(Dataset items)
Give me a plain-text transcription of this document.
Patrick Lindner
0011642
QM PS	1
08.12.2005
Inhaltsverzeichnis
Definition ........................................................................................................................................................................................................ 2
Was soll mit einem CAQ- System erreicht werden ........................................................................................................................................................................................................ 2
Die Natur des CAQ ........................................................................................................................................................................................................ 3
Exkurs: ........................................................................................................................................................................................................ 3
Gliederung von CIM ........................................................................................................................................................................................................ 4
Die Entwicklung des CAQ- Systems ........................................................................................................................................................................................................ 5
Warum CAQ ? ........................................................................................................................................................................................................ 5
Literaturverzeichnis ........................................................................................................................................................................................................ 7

What you will do: Repeat every record, exactly as written.

Solution for this problem:
Give me a plain-text transcription of this document.
Patrick Lindner
0011642
QM PS	1
08.12.2005
Inhaltsverzeichnis
Definition ........................................................................................................................................................................................................ 2
Was soll mit einem CAQ- System erreicht werden ........................................................................................................................................................................................................ 2
Die Natur des CAQ ........................................................................................................................................................................................................ 3
Exkurs: ........................................................................................................................................................................................................ 3
Gliederung von CIM ........................................................................................................................................................................................................ 4
Die Entwicklung des CAQ- Systems ........................................................................................................................................................................................................ 5
Warum CAQ ? ........................................................................................................................................................................................................ 5
Literaturverzeichnis ........................................................................................................................................................................................................ 7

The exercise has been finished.